• Given exercise: Reproduce the entries in full, with no changes.

++++++++

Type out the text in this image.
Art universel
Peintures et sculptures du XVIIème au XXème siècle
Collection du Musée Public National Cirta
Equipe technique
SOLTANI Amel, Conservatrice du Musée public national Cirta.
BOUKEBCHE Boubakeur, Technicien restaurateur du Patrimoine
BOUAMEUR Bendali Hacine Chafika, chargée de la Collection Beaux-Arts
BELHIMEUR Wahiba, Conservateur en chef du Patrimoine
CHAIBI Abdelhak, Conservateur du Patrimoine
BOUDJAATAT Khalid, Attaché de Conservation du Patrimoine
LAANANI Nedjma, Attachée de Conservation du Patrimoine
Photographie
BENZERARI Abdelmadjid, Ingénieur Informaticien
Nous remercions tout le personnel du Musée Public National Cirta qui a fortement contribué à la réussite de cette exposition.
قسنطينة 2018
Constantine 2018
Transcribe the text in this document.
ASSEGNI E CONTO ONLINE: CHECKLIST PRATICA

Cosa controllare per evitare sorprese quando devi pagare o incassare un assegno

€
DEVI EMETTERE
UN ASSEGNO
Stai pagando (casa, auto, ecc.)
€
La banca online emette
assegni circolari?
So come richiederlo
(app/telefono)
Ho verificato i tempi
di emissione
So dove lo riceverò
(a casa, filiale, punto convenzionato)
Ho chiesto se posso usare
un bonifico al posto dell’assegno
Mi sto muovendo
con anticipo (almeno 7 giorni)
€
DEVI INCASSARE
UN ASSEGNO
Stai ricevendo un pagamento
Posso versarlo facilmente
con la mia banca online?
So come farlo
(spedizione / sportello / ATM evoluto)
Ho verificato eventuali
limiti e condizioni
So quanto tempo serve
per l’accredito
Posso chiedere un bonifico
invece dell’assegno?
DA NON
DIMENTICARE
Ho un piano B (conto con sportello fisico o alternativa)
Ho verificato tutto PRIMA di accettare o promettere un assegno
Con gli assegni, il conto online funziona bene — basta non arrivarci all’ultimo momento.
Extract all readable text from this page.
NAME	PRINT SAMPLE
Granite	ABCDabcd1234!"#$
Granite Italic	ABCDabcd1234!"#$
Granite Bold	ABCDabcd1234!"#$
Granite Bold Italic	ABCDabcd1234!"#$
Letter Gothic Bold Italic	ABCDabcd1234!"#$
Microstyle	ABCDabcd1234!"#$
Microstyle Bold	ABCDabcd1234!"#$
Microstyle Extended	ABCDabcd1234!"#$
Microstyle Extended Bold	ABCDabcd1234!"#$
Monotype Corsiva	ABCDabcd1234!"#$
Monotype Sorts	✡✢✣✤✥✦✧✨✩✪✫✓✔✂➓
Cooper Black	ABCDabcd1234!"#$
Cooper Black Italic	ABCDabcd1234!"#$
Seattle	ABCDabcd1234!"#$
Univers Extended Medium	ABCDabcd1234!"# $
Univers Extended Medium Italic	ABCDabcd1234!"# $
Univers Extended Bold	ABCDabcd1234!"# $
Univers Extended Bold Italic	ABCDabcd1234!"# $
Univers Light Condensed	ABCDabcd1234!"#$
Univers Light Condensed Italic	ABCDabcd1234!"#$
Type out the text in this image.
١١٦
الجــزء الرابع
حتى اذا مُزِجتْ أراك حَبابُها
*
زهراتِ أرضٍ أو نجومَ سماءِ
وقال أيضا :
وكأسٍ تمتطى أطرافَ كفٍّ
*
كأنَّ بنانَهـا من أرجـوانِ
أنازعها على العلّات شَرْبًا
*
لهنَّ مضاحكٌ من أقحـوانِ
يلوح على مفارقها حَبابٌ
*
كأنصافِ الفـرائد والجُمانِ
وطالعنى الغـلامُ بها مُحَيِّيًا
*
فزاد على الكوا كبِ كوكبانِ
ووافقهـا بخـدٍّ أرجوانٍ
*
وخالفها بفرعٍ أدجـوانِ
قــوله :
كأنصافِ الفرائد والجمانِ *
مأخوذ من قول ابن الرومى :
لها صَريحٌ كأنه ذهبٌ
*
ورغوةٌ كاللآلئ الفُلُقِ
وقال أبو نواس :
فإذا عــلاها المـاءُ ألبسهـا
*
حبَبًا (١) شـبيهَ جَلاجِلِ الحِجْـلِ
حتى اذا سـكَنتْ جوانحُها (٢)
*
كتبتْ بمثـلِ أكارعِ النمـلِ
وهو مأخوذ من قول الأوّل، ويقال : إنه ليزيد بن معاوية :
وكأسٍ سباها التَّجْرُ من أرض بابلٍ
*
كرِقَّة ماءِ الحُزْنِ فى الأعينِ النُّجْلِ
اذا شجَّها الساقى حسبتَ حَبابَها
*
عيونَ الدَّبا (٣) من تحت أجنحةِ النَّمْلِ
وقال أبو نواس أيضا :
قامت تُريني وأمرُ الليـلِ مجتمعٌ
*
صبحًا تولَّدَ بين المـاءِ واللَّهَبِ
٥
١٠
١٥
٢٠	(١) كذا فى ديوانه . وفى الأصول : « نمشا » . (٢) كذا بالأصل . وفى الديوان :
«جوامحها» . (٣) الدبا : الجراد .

++++++++

• Final answer:
Type out the text in this image.
Art universel
Peintures et sculptures du XVIIème au XXème siècle
Collection du Musée Public National Cirta
Equipe technique
SOLTANI Amel, Conservatrice du Musée public national Cirta.
BOUKEBCHE Boubakeur, Technicien restaurateur du Patrimoine
BOUAMEUR Bendali Hacine Chafika, chargée de la Collection Beaux-Arts
BELHIMEUR Wahiba, Conservateur en chef du Patrimoine
CHAIBI Abdelhak, Conservateur du Patrimoine
BOUDJAATAT Khalid, Attaché de Conservation du Patrimoine
LAANANI Nedjma, Attachée de Conservation du Patrimoine
Photographie
BENZERARI Abdelmadjid, Ingénieur Informaticien
Nous remercions tout le personnel du Musée Public National Cirta qui a fortement contribué à la réussite de cette exposition.
قسنطينة 2018
Constantine 2018
Transcribe the text in this document.
ASSEGNI E CONTO ONLINE: CHECKLIST PRATICA

Cosa controllare per evitare sorprese quando devi pagare o incassare un assegno

€
DEVI EMETTERE
UN ASSEGNO
Stai pagando (casa, auto, ecc.)
€
La banca online emette
assegni circolari?
So come richiederlo
(app/telefono)
Ho verificato i tempi
di emissione
So dove lo riceverò
(a casa, filiale, punto convenzionato)
Ho chiesto se posso usare
un bonifico al posto dell’assegno
Mi sto muovendo
con anticipo (almeno 7 giorni)
€
DEVI INCASSARE
UN ASSEGNO
Stai ricevendo un pagamento
Posso versarlo facilmente
con la mia banca online?
So come farlo
(spedizione / sportello / ATM evoluto)
Ho verificato eventuali
limiti e condizioni
So quanto tempo serve
per l’accredito
Posso chiedere un bonifico
invece dell’assegno?
DA NON
DIMENTICARE
Ho un piano B (conto con sportello fisico o alternativa)
Ho verificato tutto PRIMA di accettare o promettere un assegno
Con gli assegni, il conto online funziona bene — basta non arrivarci all’ultimo momento.
Extract all readable text from this page.
NAME	PRINT SAMPLE
Granite	ABCDabcd1234!"#$
Granite Italic	ABCDabcd1234!"#$
Granite Bold	ABCDabcd1234!"#$
Granite Bold Italic	ABCDabcd1234!"#$
Letter Gothic Bold Italic	ABCDabcd1234!"#$
Microstyle	ABCDabcd1234!"#$
Microstyle Bold	ABCDabcd1234!"#$
Microstyle Extended	ABCDabcd1234!"#$
Microstyle Extended Bold	ABCDabcd1234!"#$
Monotype Corsiva	ABCDabcd1234!"#$
Monotype Sorts	✡✢✣✤✥✦✧✨✩✪✫✓✔✂➓
Cooper Black	ABCDabcd1234!"#$
Cooper Black Italic	ABCDabcd1234!"#$
Seattle	ABCDabcd1234!"#$
Univers Extended Medium	ABCDabcd1234!"# $
Univers Extended Medium Italic	ABCDabcd1234!"# $
Univers Extended Bold	ABCDabcd1234!"# $
Univers Extended Bold Italic	ABCDabcd1234!"# $
Univers Light Condensed	ABCDabcd1234!"#$
Univers Light Condensed Italic	ABCDabcd1234!"#$
Type out the text in this image.
١١٦
الجــزء الرابع
حتى اذا مُزِجتْ أراك حَبابُها
*
زهراتِ أرضٍ أو نجومَ سماءِ
وقال أيضا :
وكأسٍ تمتطى أطرافَ كفٍّ
*
كأنَّ بنانَهـا من أرجـوانِ
أنازعها على العلّات شَرْبًا
*
لهنَّ مضاحكٌ من أقحـوانِ
يلوح على مفارقها حَبابٌ
*
كأنصافِ الفـرائد والجُمانِ
وطالعنى الغـلامُ بها مُحَيِّيًا
*
فزاد على الكوا كبِ كوكبانِ
ووافقهـا بخـدٍّ أرجوانٍ
*
وخالفها بفرعٍ أدجـوانِ
قــوله :
كأنصافِ الفرائد والجمانِ *
مأخوذ من قول ابن الرومى :
لها صَريحٌ كأنه ذهبٌ
*
ورغوةٌ كاللآلئ الفُلُقِ
وقال أبو نواس :
فإذا عــلاها المـاءُ ألبسهـا
*
حبَبًا (١) شـبيهَ جَلاجِلِ الحِجْـلِ
حتى اذا سـكَنتْ جوانحُها (٢)
*
كتبتْ بمثـلِ أكارعِ النمـلِ
وهو مأخوذ من قول الأوّل، ويقال : إنه ليزيد بن معاوية :
وكأسٍ سباها التَّجْرُ من أرض بابلٍ
*
كرِقَّة ماءِ الحُزْنِ فى الأعينِ النُّجْلِ
اذا شجَّها الساقى حسبتَ حَبابَها
*
عيونَ الدَّبا (٣) من تحت أجنحةِ النَّمْلِ
وقال أبو نواس أيضا :
قامت تُريني وأمرُ الليـلِ مجتمعٌ
*
صبحًا تولَّدَ بين المـاءِ واللَّهَبِ
٥
١٠
١٥
٢٠	(١) كذا فى ديوانه . وفى الأصول : « نمشا » . (٢) كذا بالأصل . وفى الديوان :
«جوامحها» . (٣) الدبا : الجراد .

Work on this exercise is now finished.